● **Given exercise**: Reproduce every entry below precisely; do not include the pictures.

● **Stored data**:
....
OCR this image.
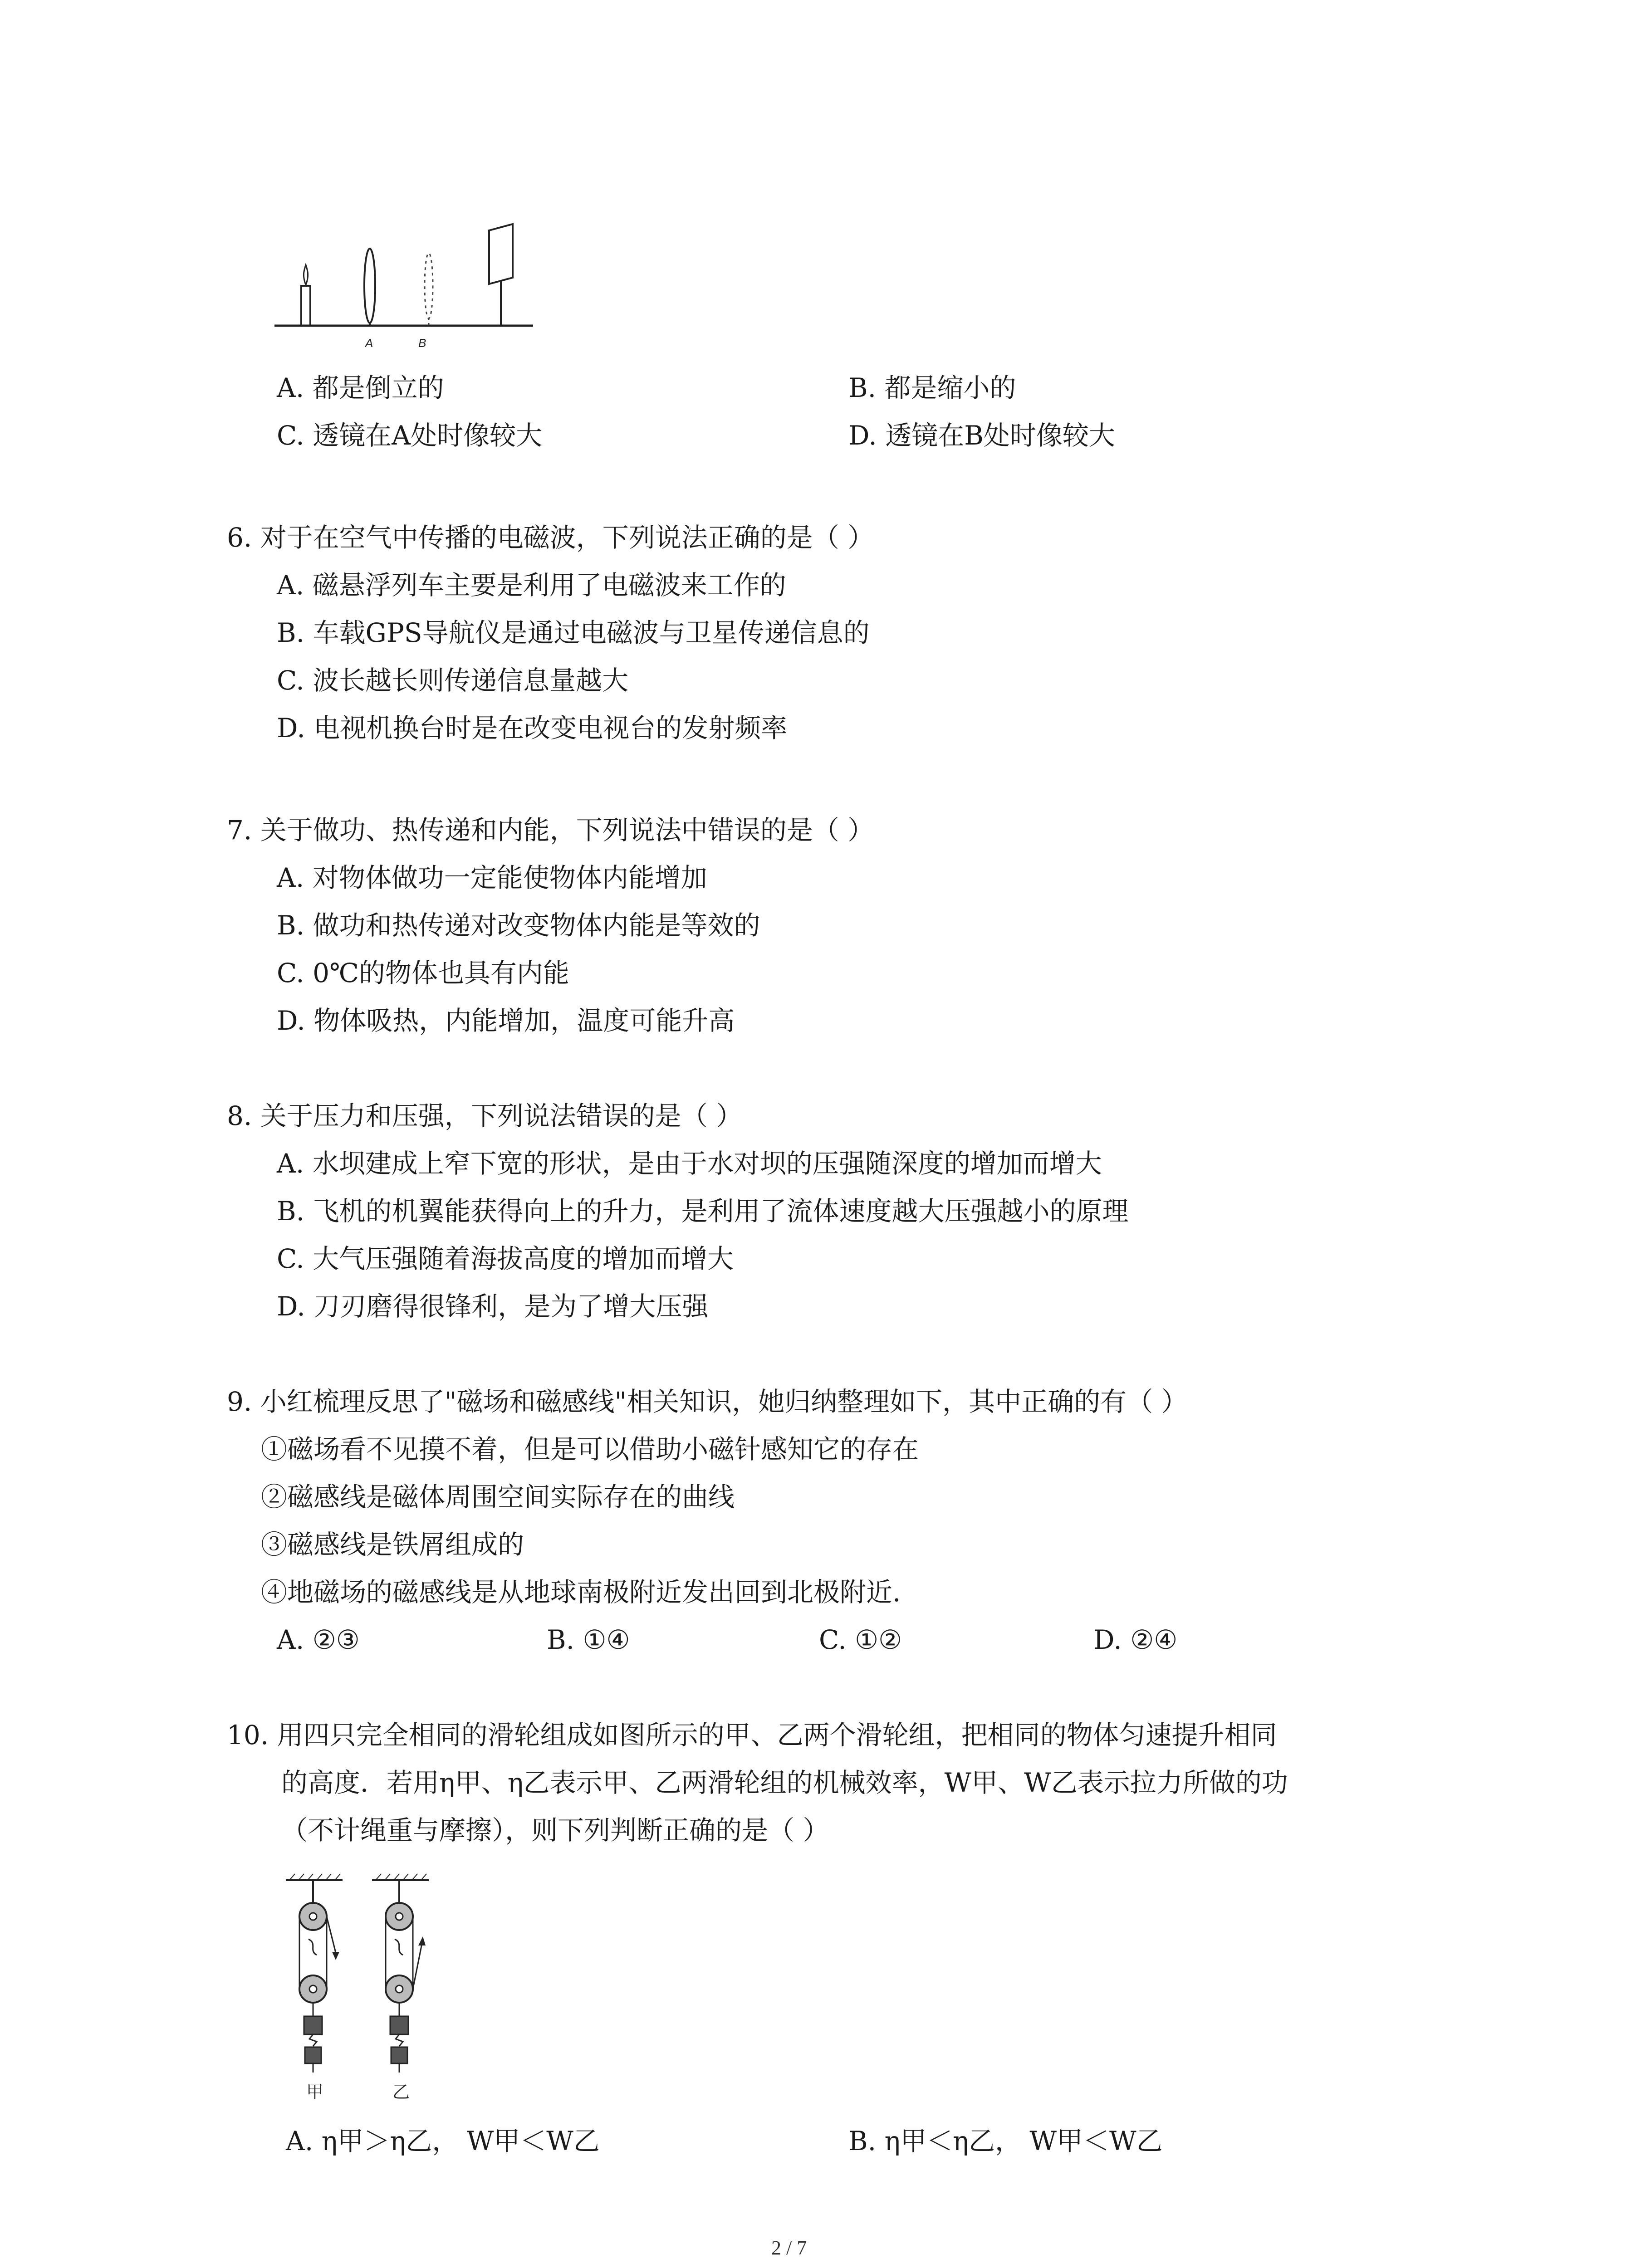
A	B
A. 都是倒立的	B. 都是缩小的
C. 透镜在A处时像较大	D. 透镜在B处时像较大
6. 对于在空气中传播的电磁波，下列说法正确的是（ ）
A. 磁悬浮列车主要是利用了电磁波来工作的
B. 车载GPS导航仪是通过电磁波与卫星传递信息的
C. 波长越长则传递信息量越大
D. 电视机换台时是在改变电视台的发射频率
7. 关于做功、热传递和内能，下列说法中错误的是（ ）
A. 对物体做功一定能使物体内能增加
B. 做功和热传递对改变物体内能是等效的
C. 0℃的物体也具有内能
D. 物体吸热，内能增加，温度可能升高
8. 关于压力和压强，下列说法错误的是（ ）
A. 水坝建成上窄下宽的形状，是由于水对坝的压强随深度的增加而增大
B. 飞机的机翼能获得向上的升力，是利用了流体速度越大压强越小的原理
C. 大气压强随着海拔高度的增加而增大
D. 刀刃磨得很锋利，是为了增大压强
9. 小红梳理反思了"磁场和磁感线"相关知识，她归纳整理如下，其中正确的有（ ）
①磁场看不见摸不着，但是可以借助小磁针感知它的存在
②磁感线是磁体周围空间实际存在的曲线
③磁感线是铁屑组成的
④地磁场的磁感线是从地球南极附近发出回到北极附近.
A. ②③	B. ①④	C. ①②	D. ②④
10. 用四只完全相同的滑轮组成如图所示的甲、乙两个滑轮组，把相同的物体匀速提升相同
的高度．若用η甲、η乙表示甲、乙两滑轮组的机械效率，W甲、W乙表示拉力所做的功
（不计绳重与摩擦），则下列判断正确的是（ ）
甲	乙
A. η甲＞η乙， W甲＜W乙	B. η甲＜η乙， W甲＜W乙
2 / 7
....
● **Response to this task**:
OCR this image.
A	B
A. 都是倒立的	B. 都是缩小的
C. 透镜在A处时像较大	D. 透镜在B处时像较大
6. 对于在空气中传播的电磁波，下列说法正确的是（ ）
A. 磁悬浮列车主要是利用了电磁波来工作的
B. 车载GPS导航仪是通过电磁波与卫星传递信息的
C. 波长越长则传递信息量越大
D. 电视机换台时是在改变电视台的发射频率
7. 关于做功、热传递和内能，下列说法中错误的是（ ）
A. 对物体做功一定能使物体内能增加
B. 做功和热传递对改变物体内能是等效的
C. 0℃的物体也具有内能
D. 物体吸热，内能增加，温度可能升高
8. 关于压力和压强，下列说法错误的是（ ）
A. 水坝建成上窄下宽的形状，是由于水对坝的压强随深度的增加而增大
B. 飞机的机翼能获得向上的升力，是利用了流体速度越大压强越小的原理
C. 大气压强随着海拔高度的增加而增大
D. 刀刃磨得很锋利，是为了增大压强
9. 小红梳理反思了"磁场和磁感线"相关知识，她归纳整理如下，其中正确的有（ ）
①磁场看不见摸不着，但是可以借助小磁针感知它的存在
②磁感线是磁体周围空间实际存在的曲线
③磁感线是铁屑组成的
④地磁场的磁感线是从地球南极附近发出回到北极附近.
A. ②③	B. ①④	C. ①②	D. ②④
10. 用四只完全相同的滑轮组成如图所示的甲、乙两个滑轮组，把相同的物体匀速提升相同
的高度．若用η甲、η乙表示甲、乙两滑轮组的机械效率，W甲、W乙表示拉力所做的功
（不计绳重与摩擦），则下列判断正确的是（ ）
甲	乙
A. η甲＞η乙， W甲＜W乙	B. η甲＜η乙， W甲＜W乙
2 / 7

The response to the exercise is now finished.